→ What to work on
Look through the records below and collect all lines that hold the string "JSON".

→ Task input
====================

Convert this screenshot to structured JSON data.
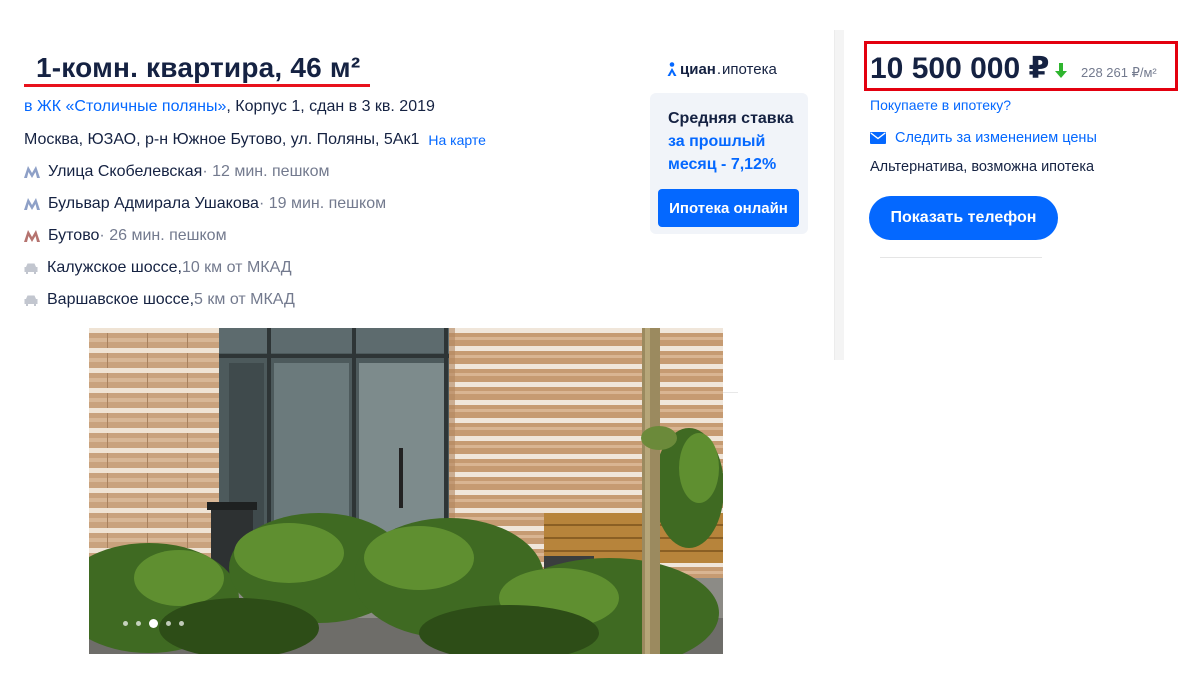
{
  "listing": {
    "title": "1-комн. квартира, 46 м²",
    "complex_link": "в ЖК «Столичные поляны»",
    "complex_details": ", Корпус 1, сдан в 3 кв. 2019",
    "address": "Москва, ЮЗАО, р-н Южное Бутово, ул. Поляны, 5Ак1",
    "map_link": "На карте",
    "metro": [
      {
        "station": "Улица Скобелевская",
        "time": " · 12 мин. пешком",
        "color": "#8ea0c7"
      },
      {
        "station": "Бульвар Адмирала Ушакова",
        "time": " · 19 мин. пешком",
        "color": "#8ea0c7"
      },
      {
        "station": "Бутово",
        "time": " · 26 мин. пешком",
        "color": "#b5736f"
      }
    ],
    "highways": [
      {
        "name": "Калужское шоссе,",
        "distance": " 10 км от МКАД"
      },
      {
        "name": "Варшавское шоссе,",
        "distance": " 5 км от МКАД"
      }
    ],
    "photo": {
      "slide_count": 5,
      "active_slide": 3,
      "icon": "building-photo"
    }
  },
  "mortgage": {
    "brand": "циан",
    "brand_suffix": "ипотека",
    "rate_title": "Средняя ставка",
    "rate_period": "за прошлый месяц - 7,12%",
    "button": "Ипотека онлайн"
  },
  "offer": {
    "price": "10 500 000 ₽",
    "price_trend_icon": "arrow-down-icon",
    "price_per_meter": "228 261 ₽/м²",
    "mortgage_question": "Покупаете в ипотеку?",
    "watch_price": "Следить за изменением цены",
    "deal_type": "Альтернатива, возможна ипотека",
    "phone_button": "Показать телефон"
  },
  "colors": {
    "accent": "#0468ff",
    "text": "#152242",
    "muted": "#737a8e",
    "highlight": "#e3000f",
    "trend_down": "#2fb52f"
  }
}
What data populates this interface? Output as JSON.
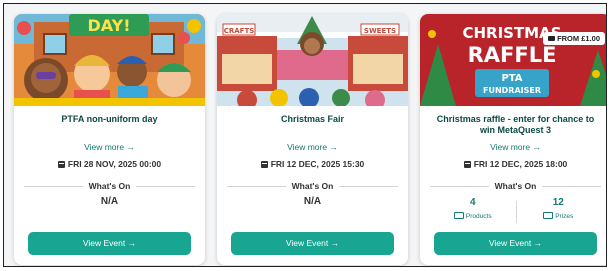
{
  "events": [
    {
      "hero_text": "DAY!",
      "title": "PTFA non-uniform day",
      "view_more": "View more →",
      "date": "FRI 28 NOV, 2025 00:00",
      "whats_on_label": "What's On",
      "whats_on_value": "N/A",
      "button": "View Event →"
    },
    {
      "hero_signs": [
        "CRAFTS",
        "SWEETS"
      ],
      "title": "Christmas Fair",
      "view_more": "View more →",
      "date": "FRI 12 DEC, 2025 15:30",
      "whats_on_label": "What's On",
      "whats_on_value": "N/A",
      "button": "View Event →"
    },
    {
      "hero_text": [
        "CHRISTMAS",
        "RAFFLE",
        "PTA",
        "FUNDRAISER"
      ],
      "price_badge": "FROM £1.00",
      "title": "Christmas raffle - enter for chance to win MetaQuest 3",
      "view_more": "View more →",
      "date": "FRI 12 DEC, 2025 18:00",
      "whats_on_label": "What's On",
      "stats": [
        {
          "value": "4",
          "label": "Products"
        },
        {
          "value": "12",
          "label": "Prizes"
        }
      ],
      "button": "View Event →"
    }
  ],
  "colors": {
    "accent": "#18a592",
    "title": "#0d4a45",
    "link": "#157a72"
  }
}
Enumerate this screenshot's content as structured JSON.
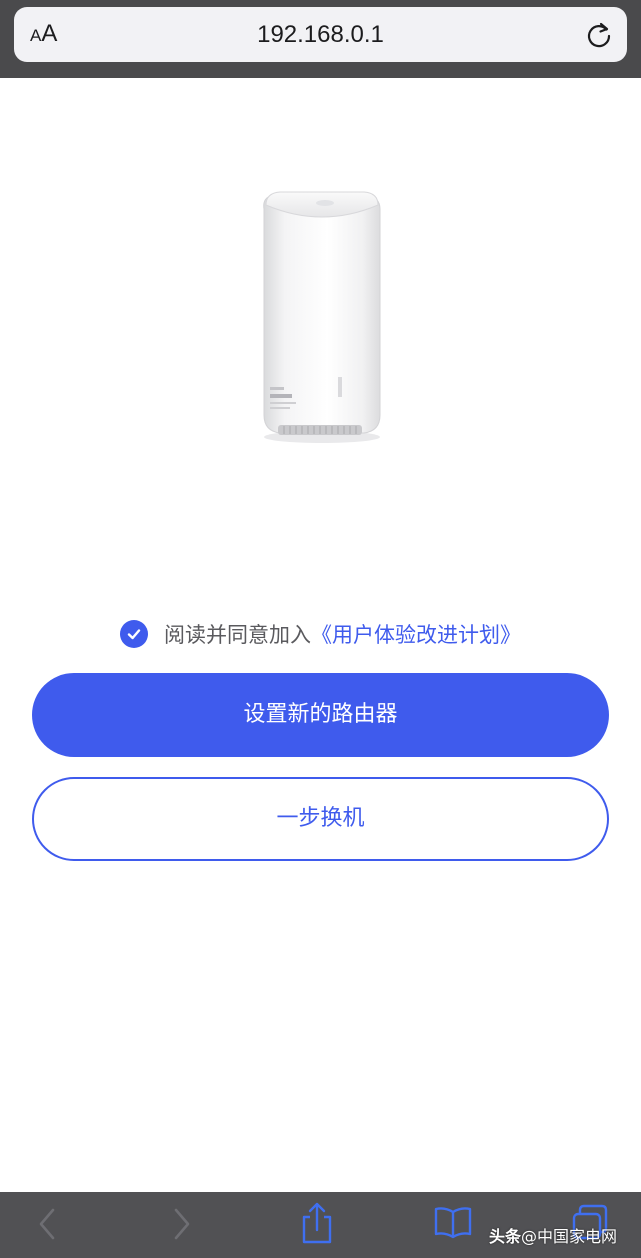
{
  "browser": {
    "text_size_small": "A",
    "text_size_large": "A",
    "url": "192.168.0.1",
    "reload_icon": "reload-icon"
  },
  "agreement": {
    "checked": true,
    "text": "阅读并同意加入",
    "link": "《用户体验改进计划》"
  },
  "actions": {
    "setup_new_router": "设置新的路由器",
    "one_step_replace": "一步换机"
  },
  "toolbar": {
    "icons": [
      "back-icon",
      "forward-icon",
      "share-icon",
      "bookmarks-icon",
      "tabs-icon"
    ]
  },
  "watermark": {
    "brand": "头条",
    "handle": "@中国家电网"
  },
  "colors": {
    "accent": "#3f5bed",
    "top_bar": "#4a4a4c",
    "bottom_bar": "#515154"
  }
}
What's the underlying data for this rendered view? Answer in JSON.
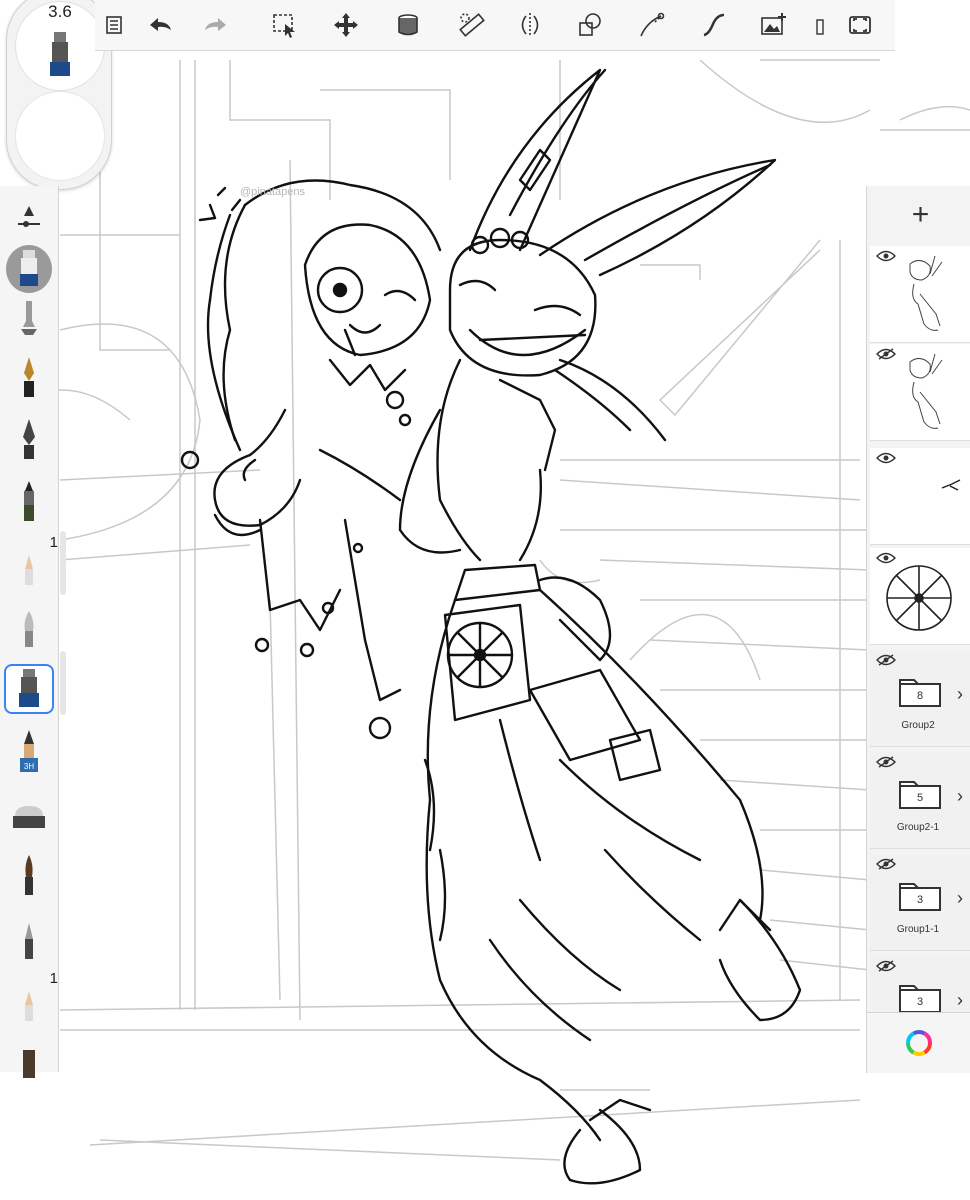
{
  "brush_puck": {
    "size_value": "3.6"
  },
  "toolbar": {
    "icons": [
      "layers-menu-icon",
      "undo-icon",
      "redo-icon",
      "selection-icon",
      "transform-icon",
      "fill-icon",
      "ruler-icon",
      "symmetry-icon",
      "shapes-icon",
      "curve-icon",
      "stroke-icon",
      "image-import-icon",
      "text-icon",
      "fullscreen-icon"
    ]
  },
  "brush_palette": {
    "items": [
      {
        "icon": "brush-size-slider-icon",
        "badge": ""
      },
      {
        "icon": "opacity-brush-icon",
        "badge": ""
      },
      {
        "icon": "airbrush-icon",
        "badge": ""
      },
      {
        "icon": "ballpoint-pen-icon",
        "badge": ""
      },
      {
        "icon": "ink-pen-icon",
        "badge": ""
      },
      {
        "icon": "marker-icon",
        "badge": ""
      },
      {
        "icon": "pencil-icon",
        "badge": "1"
      },
      {
        "icon": "soft-brush-icon",
        "badge": ""
      },
      {
        "icon": "chisel-marker-icon",
        "badge": ""
      },
      {
        "icon": "pencil-3h-icon",
        "badge": ""
      },
      {
        "icon": "eraser-icon",
        "badge": ""
      },
      {
        "icon": "paintbrush-icon",
        "badge": ""
      },
      {
        "icon": "smudge-icon",
        "badge": ""
      },
      {
        "icon": "pencil-icon",
        "badge": "1"
      },
      {
        "icon": "flat-brush-icon",
        "badge": ""
      }
    ],
    "selected_index": 8
  },
  "layers_panel": {
    "add_label": "+",
    "layers": [
      {
        "type": "image",
        "visible": true,
        "thumbnail": "character-sketch"
      },
      {
        "type": "image",
        "visible": false,
        "thumbnail": "character-sketch"
      },
      {
        "type": "image",
        "visible": true,
        "thumbnail": "small-stroke"
      },
      {
        "type": "image",
        "visible": true,
        "thumbnail": "flower-pattern"
      }
    ],
    "groups": [
      {
        "name": "Group2",
        "count": "8",
        "visible": false
      },
      {
        "name": "Group2-1",
        "count": "5",
        "visible": false
      },
      {
        "name": "Group1-1",
        "count": "3",
        "visible": false
      },
      {
        "name": "",
        "count": "3",
        "visible": false
      }
    ]
  },
  "canvas": {
    "description_watermark": "@pinatapens",
    "accent_color": "#3b82f6"
  }
}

====================

→ Result of the exercise
Convert this screenshot to structured JSON data.
What data populates this interface? Output as JSON.
Enumerate this screenshot's content as structured JSON.
What's the underlying data for this rendered view? Answer in JSON.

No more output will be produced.